**TASK DESCRIPTION**
Write out, please, the line containing "Type out the text in this image." together with all lines after it, up to and including the last one, with no other output.

***

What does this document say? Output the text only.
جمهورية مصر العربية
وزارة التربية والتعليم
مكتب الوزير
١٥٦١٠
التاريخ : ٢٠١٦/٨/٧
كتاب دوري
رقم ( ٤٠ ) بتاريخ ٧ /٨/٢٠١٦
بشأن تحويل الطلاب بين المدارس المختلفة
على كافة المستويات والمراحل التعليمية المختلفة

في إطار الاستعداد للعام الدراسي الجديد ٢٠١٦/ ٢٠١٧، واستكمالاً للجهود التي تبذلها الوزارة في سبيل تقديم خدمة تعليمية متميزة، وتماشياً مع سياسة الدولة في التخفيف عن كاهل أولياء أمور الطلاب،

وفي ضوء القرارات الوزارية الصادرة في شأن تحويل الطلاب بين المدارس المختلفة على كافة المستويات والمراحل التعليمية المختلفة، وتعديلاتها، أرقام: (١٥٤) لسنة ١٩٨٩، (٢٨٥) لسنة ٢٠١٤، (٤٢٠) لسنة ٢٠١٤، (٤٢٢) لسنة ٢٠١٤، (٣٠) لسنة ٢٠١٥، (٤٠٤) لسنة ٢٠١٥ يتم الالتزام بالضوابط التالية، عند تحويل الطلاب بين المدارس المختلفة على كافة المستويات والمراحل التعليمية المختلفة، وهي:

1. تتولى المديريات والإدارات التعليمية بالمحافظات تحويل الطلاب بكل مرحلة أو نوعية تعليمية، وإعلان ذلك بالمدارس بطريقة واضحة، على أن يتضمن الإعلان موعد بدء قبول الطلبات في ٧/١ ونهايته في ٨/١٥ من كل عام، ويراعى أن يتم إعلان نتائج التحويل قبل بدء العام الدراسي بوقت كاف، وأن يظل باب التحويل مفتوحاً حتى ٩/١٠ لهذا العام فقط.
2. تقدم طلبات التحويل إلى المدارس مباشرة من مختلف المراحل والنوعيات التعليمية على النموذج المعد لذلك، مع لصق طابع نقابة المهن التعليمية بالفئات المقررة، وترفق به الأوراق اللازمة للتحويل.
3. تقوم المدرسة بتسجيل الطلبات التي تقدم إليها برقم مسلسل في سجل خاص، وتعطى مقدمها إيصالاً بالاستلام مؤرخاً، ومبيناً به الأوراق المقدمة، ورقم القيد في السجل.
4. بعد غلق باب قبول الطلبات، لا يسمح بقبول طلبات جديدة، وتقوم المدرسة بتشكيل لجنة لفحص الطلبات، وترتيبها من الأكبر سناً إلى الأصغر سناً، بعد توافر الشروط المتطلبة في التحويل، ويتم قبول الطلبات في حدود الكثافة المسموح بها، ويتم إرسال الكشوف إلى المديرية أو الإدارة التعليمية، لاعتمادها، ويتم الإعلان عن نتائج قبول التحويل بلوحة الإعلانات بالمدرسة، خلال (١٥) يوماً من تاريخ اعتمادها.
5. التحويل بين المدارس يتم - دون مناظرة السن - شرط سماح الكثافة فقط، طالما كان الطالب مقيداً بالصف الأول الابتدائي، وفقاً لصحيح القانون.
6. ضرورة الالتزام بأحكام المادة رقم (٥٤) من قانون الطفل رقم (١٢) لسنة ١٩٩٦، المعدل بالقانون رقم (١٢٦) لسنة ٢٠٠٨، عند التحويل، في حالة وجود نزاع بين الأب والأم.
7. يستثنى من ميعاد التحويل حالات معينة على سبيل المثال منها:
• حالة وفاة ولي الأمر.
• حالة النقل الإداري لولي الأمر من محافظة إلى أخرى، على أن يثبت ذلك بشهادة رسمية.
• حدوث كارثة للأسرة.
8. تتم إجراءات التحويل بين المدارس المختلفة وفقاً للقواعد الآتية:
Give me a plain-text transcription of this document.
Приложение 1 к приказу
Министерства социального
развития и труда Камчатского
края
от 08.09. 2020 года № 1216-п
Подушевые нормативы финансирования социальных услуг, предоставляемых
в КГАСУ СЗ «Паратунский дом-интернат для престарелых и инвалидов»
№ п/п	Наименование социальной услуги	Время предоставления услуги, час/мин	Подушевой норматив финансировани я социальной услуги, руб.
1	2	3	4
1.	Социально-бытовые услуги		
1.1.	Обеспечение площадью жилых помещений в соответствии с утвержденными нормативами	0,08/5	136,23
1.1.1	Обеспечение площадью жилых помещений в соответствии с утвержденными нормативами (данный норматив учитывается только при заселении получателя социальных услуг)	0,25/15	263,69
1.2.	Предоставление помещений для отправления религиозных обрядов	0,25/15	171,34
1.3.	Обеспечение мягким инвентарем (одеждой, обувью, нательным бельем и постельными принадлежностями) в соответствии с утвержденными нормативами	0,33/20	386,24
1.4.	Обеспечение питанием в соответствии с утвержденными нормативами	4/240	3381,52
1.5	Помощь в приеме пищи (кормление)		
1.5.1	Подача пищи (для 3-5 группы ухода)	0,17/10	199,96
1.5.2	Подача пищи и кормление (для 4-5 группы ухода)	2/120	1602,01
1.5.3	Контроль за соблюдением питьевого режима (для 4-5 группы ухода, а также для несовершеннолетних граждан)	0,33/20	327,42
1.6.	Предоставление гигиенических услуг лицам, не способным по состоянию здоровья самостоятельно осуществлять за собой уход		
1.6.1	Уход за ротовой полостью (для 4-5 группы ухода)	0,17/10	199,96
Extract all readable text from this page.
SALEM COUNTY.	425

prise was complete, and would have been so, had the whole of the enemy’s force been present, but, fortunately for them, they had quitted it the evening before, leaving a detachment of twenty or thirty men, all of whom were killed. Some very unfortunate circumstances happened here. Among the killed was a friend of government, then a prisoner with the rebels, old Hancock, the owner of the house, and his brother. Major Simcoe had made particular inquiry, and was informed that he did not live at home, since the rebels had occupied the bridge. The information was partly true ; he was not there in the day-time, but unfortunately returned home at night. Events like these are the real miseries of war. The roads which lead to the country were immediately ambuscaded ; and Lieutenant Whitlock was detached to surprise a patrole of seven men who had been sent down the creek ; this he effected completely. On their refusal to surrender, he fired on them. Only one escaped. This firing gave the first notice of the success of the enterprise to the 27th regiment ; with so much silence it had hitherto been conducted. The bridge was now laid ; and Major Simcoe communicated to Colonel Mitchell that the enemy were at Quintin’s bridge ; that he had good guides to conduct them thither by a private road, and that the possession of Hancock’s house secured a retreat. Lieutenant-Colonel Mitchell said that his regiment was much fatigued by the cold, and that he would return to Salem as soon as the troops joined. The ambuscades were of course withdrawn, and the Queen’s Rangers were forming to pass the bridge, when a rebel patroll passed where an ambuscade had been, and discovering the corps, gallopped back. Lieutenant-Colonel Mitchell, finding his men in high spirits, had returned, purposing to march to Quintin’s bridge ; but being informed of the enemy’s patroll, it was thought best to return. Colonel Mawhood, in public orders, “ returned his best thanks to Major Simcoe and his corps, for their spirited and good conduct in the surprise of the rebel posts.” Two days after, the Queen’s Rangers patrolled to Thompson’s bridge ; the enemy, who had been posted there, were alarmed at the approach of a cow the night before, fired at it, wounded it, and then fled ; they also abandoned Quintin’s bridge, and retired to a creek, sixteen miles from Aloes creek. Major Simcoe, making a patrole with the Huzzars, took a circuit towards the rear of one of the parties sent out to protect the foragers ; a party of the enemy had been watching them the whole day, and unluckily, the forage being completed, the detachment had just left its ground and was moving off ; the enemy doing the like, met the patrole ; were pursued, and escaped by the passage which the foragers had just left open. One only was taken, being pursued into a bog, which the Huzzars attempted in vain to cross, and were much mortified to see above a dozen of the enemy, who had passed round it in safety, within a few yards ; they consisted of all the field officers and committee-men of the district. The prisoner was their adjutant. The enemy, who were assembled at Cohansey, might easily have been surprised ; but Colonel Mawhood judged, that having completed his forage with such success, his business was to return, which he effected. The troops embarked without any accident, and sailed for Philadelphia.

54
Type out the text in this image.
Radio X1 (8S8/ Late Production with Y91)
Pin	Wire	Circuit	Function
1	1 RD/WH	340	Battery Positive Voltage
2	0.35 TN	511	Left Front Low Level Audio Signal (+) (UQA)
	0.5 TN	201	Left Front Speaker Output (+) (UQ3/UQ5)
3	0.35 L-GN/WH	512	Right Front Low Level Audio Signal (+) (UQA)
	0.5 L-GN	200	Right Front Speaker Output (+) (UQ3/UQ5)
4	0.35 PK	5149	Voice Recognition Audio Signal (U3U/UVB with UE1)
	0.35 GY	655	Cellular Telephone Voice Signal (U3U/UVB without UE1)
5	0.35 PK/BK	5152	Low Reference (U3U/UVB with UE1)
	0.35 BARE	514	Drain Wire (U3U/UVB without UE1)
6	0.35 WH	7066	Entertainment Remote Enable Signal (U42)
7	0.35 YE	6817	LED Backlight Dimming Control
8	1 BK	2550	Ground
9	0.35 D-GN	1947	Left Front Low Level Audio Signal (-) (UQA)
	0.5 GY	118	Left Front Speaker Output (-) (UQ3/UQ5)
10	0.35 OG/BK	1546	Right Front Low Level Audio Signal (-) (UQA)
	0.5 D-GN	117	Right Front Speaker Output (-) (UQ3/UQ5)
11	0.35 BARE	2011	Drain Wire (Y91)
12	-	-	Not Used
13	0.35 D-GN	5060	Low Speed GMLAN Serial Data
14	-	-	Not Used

***

**ANSWER IN FULL**
Type out the text in this image.
Radio X1 (8S8/ Late Production with Y91)
Pin	Wire	Circuit	Function
1	1 RD/WH	340	Battery Positive Voltage
2	0.35 TN	511	Left Front Low Level Audio Signal (+) (UQA)
	0.5 TN	201	Left Front Speaker Output (+) (UQ3/UQ5)
3	0.35 L-GN/WH	512	Right Front Low Level Audio Signal (+) (UQA)
	0.5 L-GN	200	Right Front Speaker Output (+) (UQ3/UQ5)
4	0.35 PK	5149	Voice Recognition Audio Signal (U3U/UVB with UE1)
	0.35 GY	655	Cellular Telephone Voice Signal (U3U/UVB without UE1)
5	0.35 PK/BK	5152	Low Reference (U3U/UVB with UE1)
	0.35 BARE	514	Drain Wire (U3U/UVB without UE1)
6	0.35 WH	7066	Entertainment Remote Enable Signal (U42)
7	0.35 YE	6817	LED Backlight Dimming Control
8	1 BK	2550	Ground
9	0.35 D-GN	1947	Left Front Low Level Audio Signal (-) (UQA)
	0.5 GY	118	Left Front Speaker Output (-) (UQ3/UQ5)
10	0.35 OG/BK	1546	Right Front Low Level Audio Signal (-) (UQA)
	0.5 D-GN	117	Right Front Speaker Output (-) (UQ3/UQ5)
11	0.35 BARE	2011	Drain Wire (Y91)
12	-	-	Not Used
13	0.35 D-GN	5060	Low Speed GMLAN Serial Data
14	-	-	Not Used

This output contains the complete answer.